_The exercise_.
What follows is a set of records; restate each one word for word and drop the pictures.

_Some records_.
•••
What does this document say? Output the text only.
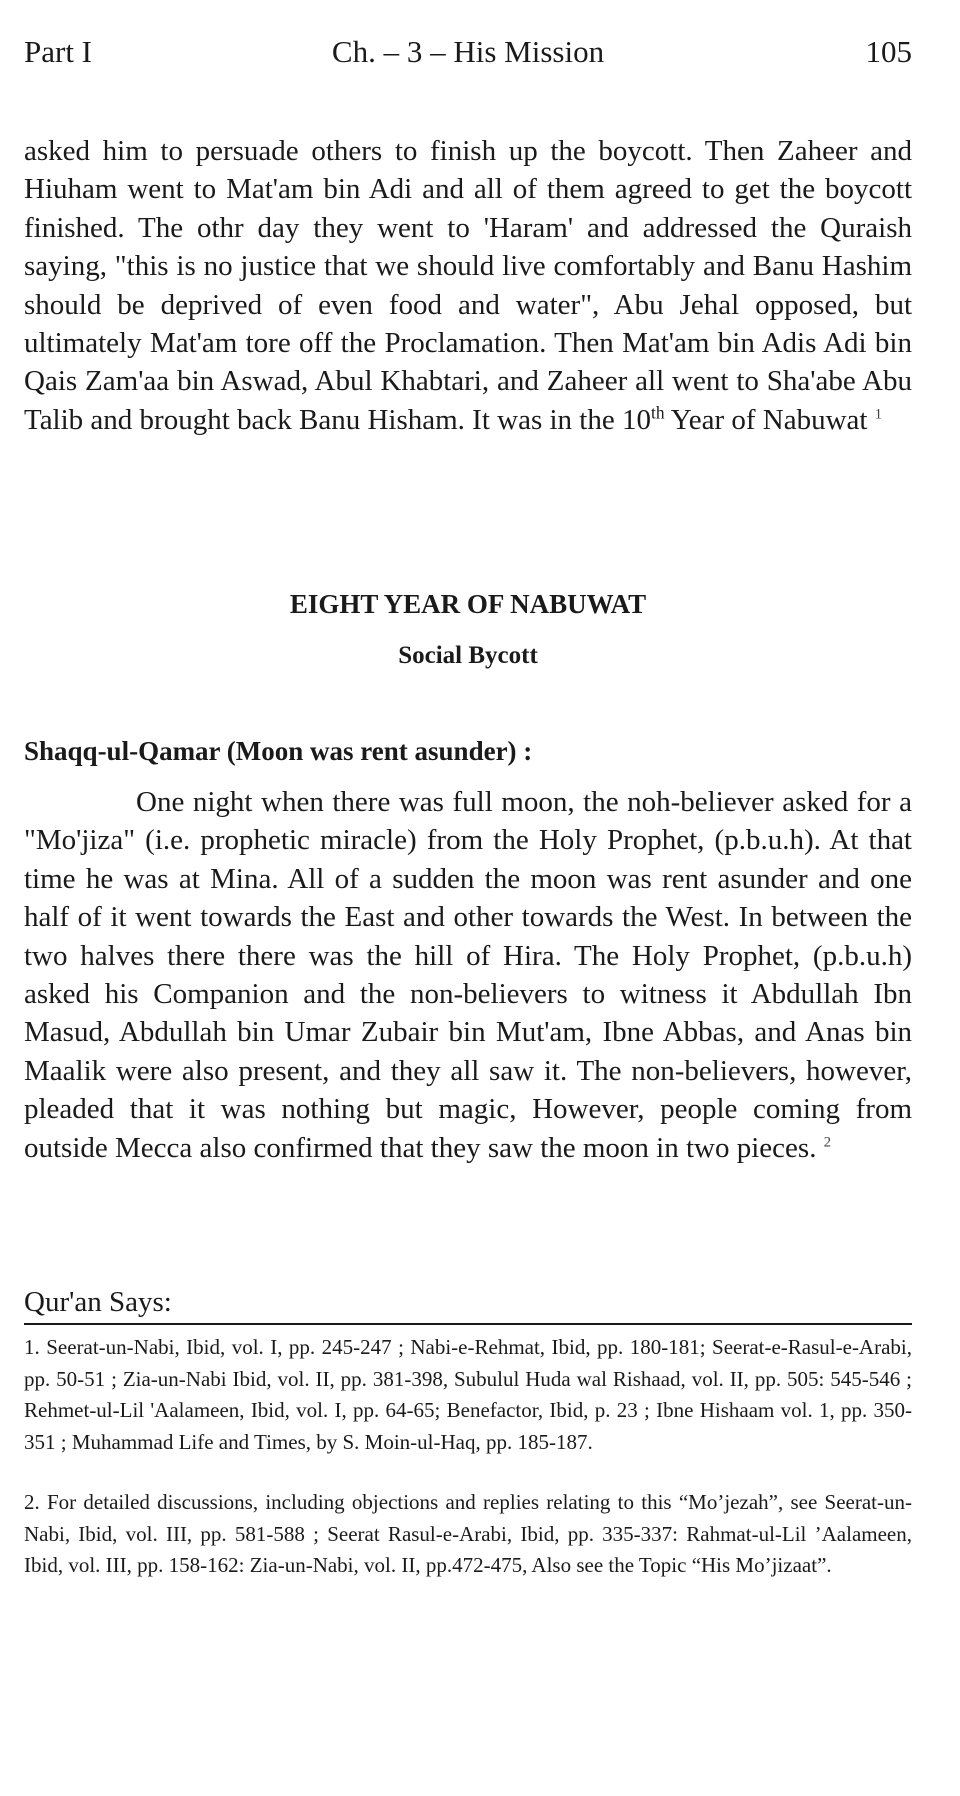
Part I	Ch. – 3 – His Mission	105

asked him to persuade others to finish up the boycott. Then Zaheer and Hiuham went to Mat'am bin Adi and all of them agreed to get the boycott finished. The othr day they went to 'Haram' and addressed the Quraish saying, "this is no justice that we should live comfortably and Banu Hashim should be deprived of even food and water", Abu Jehal opposed, but ultimately Mat'am tore off the Proclamation. Then Mat'am bin Adis Adi bin Qais Zam'aa bin Aswad, Abul Khabtari, and Zaheer all went to Sha'abe Abu Talib and brought back Banu Hisham. It was in the 10th Year of Nabuwat $^1$

EIGHT YEAR OF NABUWAT
Social Bycott
Shaqq-ul-Qamar (Moon was rent asunder) :

One night when there was full moon, the noh-believer asked for a "Mo'jiza" (i.e. prophetic miracle) from the Holy Prophet, (p.b.u.h). At that time he was at Mina. All of a sudden the moon was rent asunder and one half of it went towards the East and other towards the West. In between the two halves there there was the hill of Hira. The Holy Prophet, (p.b.u.h) asked his Companion and the non-believers to witness it Abdullah Ibn Masud, Abdullah bin Umar Zubair bin Mut'am, Ibne Abbas, and Anas bin Maalik were also present, and they all saw it. The non-believers, however, pleaded that it was nothing but magic, However, people coming from outside Mecca also confirmed that they saw the moon in two pieces. $^2$

Qur'an Says:

1. Seerat-un-Nabi, Ibid, vol. I, pp. 245-247 ; Nabi-e-Rehmat, Ibid, pp. 180-181; Seerat-e-Rasul-e-Arabi, pp. 50-51 ; Zia-un-Nabi Ibid, vol. II, pp. 381-398, Subulul Huda wal Rishaad, vol. II, pp. 505: 545-546 ; Rehmet-ul-Lil 'Aalameen, Ibid, vol. I, pp. 64-65; Benefactor, Ibid, p. 23 ; Ibne Hishaam vol. 1, pp. 350-351 ; Muhammad Life and Times, by S. Moin-ul-Haq, pp. 185-187.

2. For detailed discussions, including objections and replies relating to this “Mo’jezah”, see Seerat-un-Nabi, Ibid, vol. III, pp. 581-588 ; Seerat Rasul-e-Arabi, Ibid, pp. 335-337: Rahmat-ul-Lil ’Aalameen, Ibid, vol. III, pp. 158-162: Zia-un-Nabi, vol. II, pp.472-475, Also see the Topic “His Mo’jizaat”.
•••
_Task result_.
What does this document say? Output the text only.
Part I	Ch. – 3 – His Mission	105

asked him to persuade others to finish up the boycott. Then Zaheer and Hiuham went to Mat'am bin Adi and all of them agreed to get the boycott finished. The othr day they went to 'Haram' and addressed the Quraish saying, "this is no justice that we should live comfortably and Banu Hashim should be deprived of even food and water", Abu Jehal opposed, but ultimately Mat'am tore off the Proclamation. Then Mat'am bin Adis Adi bin Qais Zam'aa bin Aswad, Abul Khabtari, and Zaheer all went to Sha'abe Abu Talib and brought back Banu Hisham. It was in the 10th Year of Nabuwat $^1$

EIGHT YEAR OF NABUWAT
Social Bycott
Shaqq-ul-Qamar (Moon was rent asunder) :

One night when there was full moon, the noh-believer asked for a "Mo'jiza" (i.e. prophetic miracle) from the Holy Prophet, (p.b.u.h). At that time he was at Mina. All of a sudden the moon was rent asunder and one half of it went towards the East and other towards the West. In between the two halves there there was the hill of Hira. The Holy Prophet, (p.b.u.h) asked his Companion and the non-believers to witness it Abdullah Ibn Masud, Abdullah bin Umar Zubair bin Mut'am, Ibne Abbas, and Anas bin Maalik were also present, and they all saw it. The non-believers, however, pleaded that it was nothing but magic, However, people coming from outside Mecca also confirmed that they saw the moon in two pieces. $^2$

Qur'an Says:

1. Seerat-un-Nabi, Ibid, vol. I, pp. 245-247 ; Nabi-e-Rehmat, Ibid, pp. 180-181; Seerat-e-Rasul-e-Arabi, pp. 50-51 ; Zia-un-Nabi Ibid, vol. II, pp. 381-398, Subulul Huda wal Rishaad, vol. II, pp. 505: 545-546 ; Rehmet-ul-Lil 'Aalameen, Ibid, vol. I, pp. 64-65; Benefactor, Ibid, p. 23 ; Ibne Hishaam vol. 1, pp. 350-351 ; Muhammad Life and Times, by S. Moin-ul-Haq, pp. 185-187.

2. For detailed discussions, including objections and replies relating to this “Mo’jezah”, see Seerat-un-Nabi, Ibid, vol. III, pp. 581-588 ; Seerat Rasul-e-Arabi, Ibid, pp. 335-337: Rahmat-ul-Lil ’Aalameen, Ibid, vol. III, pp. 158-162: Zia-un-Nabi, vol. II, pp.472-475, Also see the Topic “His Mo’jizaat”.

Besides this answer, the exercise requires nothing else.